The records below are split into lines. How many of those lines contain the string "เลขประจำต"? Reply with the number only.

* Recorded data *
_____

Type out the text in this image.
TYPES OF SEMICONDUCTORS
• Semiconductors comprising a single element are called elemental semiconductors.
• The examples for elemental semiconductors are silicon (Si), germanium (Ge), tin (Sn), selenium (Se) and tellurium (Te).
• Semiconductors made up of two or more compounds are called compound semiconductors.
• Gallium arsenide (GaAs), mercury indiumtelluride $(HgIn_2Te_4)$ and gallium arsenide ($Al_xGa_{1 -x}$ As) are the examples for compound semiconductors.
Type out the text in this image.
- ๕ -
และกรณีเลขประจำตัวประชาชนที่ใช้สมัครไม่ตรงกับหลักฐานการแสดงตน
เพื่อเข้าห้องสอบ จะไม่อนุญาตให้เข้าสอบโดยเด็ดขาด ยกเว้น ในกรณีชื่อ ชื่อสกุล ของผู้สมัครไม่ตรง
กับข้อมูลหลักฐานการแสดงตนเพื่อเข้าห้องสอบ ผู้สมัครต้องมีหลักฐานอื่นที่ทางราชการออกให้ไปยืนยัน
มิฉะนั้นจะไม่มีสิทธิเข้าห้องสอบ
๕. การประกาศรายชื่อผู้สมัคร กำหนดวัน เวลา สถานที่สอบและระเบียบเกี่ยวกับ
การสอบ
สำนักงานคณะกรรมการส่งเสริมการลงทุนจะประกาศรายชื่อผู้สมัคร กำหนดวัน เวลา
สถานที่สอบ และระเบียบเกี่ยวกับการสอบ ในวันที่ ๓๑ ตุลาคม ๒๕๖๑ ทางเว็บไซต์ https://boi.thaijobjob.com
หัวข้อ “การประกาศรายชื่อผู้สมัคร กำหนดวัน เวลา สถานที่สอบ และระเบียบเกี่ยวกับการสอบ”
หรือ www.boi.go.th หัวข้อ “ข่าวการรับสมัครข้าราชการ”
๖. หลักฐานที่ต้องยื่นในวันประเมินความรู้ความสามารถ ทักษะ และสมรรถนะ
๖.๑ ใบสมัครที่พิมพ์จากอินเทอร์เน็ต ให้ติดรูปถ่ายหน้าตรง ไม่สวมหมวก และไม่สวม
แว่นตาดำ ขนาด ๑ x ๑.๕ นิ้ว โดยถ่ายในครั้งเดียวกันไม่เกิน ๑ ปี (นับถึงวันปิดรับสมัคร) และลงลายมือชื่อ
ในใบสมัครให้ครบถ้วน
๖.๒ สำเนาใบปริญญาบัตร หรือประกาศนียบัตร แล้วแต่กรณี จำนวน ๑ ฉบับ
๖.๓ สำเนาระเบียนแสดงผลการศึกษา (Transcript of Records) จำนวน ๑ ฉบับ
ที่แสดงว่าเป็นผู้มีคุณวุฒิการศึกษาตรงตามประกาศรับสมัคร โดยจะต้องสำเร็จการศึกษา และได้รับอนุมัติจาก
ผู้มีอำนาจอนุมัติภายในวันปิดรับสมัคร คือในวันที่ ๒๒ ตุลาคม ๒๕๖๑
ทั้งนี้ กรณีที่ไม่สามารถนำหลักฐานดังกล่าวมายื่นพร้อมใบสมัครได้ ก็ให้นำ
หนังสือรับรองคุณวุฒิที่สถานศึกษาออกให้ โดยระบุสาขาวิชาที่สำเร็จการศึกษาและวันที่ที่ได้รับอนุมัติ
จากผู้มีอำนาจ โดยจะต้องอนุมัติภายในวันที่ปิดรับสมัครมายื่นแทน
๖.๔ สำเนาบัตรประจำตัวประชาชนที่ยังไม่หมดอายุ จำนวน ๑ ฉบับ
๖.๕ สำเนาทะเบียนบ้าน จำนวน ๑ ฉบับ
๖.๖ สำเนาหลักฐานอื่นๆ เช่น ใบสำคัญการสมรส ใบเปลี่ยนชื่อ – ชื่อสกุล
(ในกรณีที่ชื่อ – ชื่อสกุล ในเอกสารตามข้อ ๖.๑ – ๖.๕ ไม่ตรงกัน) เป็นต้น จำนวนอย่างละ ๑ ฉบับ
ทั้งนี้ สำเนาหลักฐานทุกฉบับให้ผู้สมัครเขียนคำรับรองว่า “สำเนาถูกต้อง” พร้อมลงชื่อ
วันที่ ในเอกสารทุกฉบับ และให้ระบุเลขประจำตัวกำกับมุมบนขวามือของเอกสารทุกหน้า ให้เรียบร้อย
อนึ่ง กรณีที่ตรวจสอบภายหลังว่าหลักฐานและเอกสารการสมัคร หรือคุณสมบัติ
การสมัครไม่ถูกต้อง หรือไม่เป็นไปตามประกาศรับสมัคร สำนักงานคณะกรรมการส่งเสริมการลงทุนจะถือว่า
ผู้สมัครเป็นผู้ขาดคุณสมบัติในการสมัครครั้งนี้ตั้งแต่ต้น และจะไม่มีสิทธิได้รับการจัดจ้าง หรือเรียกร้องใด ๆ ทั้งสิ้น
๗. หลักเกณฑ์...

_____

* Completed exercise *
2